What you should do => Return all of the data exactly as given.

Supplied records =>
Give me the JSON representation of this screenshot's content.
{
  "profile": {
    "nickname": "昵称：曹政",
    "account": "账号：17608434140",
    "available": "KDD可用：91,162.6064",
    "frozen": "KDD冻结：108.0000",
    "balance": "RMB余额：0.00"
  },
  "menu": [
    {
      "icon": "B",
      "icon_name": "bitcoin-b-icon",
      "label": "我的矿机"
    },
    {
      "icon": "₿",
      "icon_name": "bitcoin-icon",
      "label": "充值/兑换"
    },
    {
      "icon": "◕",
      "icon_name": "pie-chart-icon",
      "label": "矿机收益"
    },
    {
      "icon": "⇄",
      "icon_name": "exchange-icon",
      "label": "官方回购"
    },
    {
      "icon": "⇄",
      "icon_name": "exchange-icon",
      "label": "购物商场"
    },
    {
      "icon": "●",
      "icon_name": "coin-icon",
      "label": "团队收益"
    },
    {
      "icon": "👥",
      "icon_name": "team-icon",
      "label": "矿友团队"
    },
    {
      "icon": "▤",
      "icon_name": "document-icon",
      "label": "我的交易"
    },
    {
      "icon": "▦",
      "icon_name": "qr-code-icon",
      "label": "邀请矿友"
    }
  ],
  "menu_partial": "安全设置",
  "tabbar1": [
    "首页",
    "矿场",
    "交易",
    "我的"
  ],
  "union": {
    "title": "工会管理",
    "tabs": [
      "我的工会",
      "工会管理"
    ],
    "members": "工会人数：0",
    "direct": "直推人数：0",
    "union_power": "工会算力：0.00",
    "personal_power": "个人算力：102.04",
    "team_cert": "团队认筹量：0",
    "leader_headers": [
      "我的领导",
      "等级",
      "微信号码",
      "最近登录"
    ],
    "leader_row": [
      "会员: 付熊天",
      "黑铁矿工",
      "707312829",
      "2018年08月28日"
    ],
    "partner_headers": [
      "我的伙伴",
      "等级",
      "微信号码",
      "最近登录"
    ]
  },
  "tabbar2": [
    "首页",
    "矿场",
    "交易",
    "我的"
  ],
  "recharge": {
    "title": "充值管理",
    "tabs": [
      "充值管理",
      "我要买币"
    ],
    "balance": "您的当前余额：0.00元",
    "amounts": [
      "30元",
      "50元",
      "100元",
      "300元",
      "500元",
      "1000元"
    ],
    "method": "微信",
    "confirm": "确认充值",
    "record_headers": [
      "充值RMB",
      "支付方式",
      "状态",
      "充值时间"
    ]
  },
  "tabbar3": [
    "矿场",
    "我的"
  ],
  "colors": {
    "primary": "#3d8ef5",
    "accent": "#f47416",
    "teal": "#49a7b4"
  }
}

Answer for this exercise =>
Give me the JSON representation of this screenshot's content.
{
  "profile": {
    "nickname": "昵称：曹政",
    "account": "账号：17608434140",
    "available": "KDD可用：91,162.6064",
    "frozen": "KDD冻结：108.0000",
    "balance": "RMB余额：0.00"
  },
  "menu": [
    {
      "icon": "B",
      "icon_name": "bitcoin-b-icon",
      "label": "我的矿机"
    },
    {
      "icon": "₿",
      "icon_name": "bitcoin-icon",
      "label": "充值/兑换"
    },
    {
      "icon": "◕",
      "icon_name": "pie-chart-icon",
      "label": "矿机收益"
    },
    {
      "icon": "⇄",
      "icon_name": "exchange-icon",
      "label": "官方回购"
    },
    {
      "icon": "⇄",
      "icon_name": "exchange-icon",
      "label": "购物商场"
    },
    {
      "icon": "●",
      "icon_name": "coin-icon",
      "label": "团队收益"
    },
    {
      "icon": "👥",
      "icon_name": "team-icon",
      "label": "矿友团队"
    },
    {
      "icon": "▤",
      "icon_name": "document-icon",
      "label": "我的交易"
    },
    {
      "icon": "▦",
      "icon_name": "qr-code-icon",
      "label": "邀请矿友"
    }
  ],
  "menu_partial": "安全设置",
  "tabbar1": [
    "首页",
    "矿场",
    "交易",
    "我的"
  ],
  "union": {
    "title": "工会管理",
    "tabs": [
      "我的工会",
      "工会管理"
    ],
    "members": "工会人数：0",
    "direct": "直推人数：0",
    "union_power": "工会算力：0.00",
    "personal_power": "个人算力：102.04",
    "team_cert": "团队认筹量：0",
    "leader_headers": [
      "我的领导",
      "等级",
      "微信号码",
      "最近登录"
    ],
    "leader_row": [
      "会员: 付熊天",
      "黑铁矿工",
      "707312829",
      "2018年08月28日"
    ],
    "partner_headers": [
      "我的伙伴",
      "等级",
      "微信号码",
      "最近登录"
    ]
  },
  "tabbar2": [
    "首页",
    "矿场",
    "交易",
    "我的"
  ],
  "recharge": {
    "title": "充值管理",
    "tabs": [
      "充值管理",
      "我要买币"
    ],
    "balance": "您的当前余额：0.00元",
    "amounts": [
      "30元",
      "50元",
      "100元",
      "300元",
      "500元",
      "1000元"
    ],
    "method": "微信",
    "confirm": "确认充值",
    "record_headers": [
      "充值RMB",
      "支付方式",
      "状态",
      "充值时间"
    ]
  },
  "tabbar3": [
    "矿场",
    "我的"
  ],
  "colors": {
    "primary": "#3d8ef5",
    "accent": "#f47416",
    "teal": "#49a7b4"
  }
}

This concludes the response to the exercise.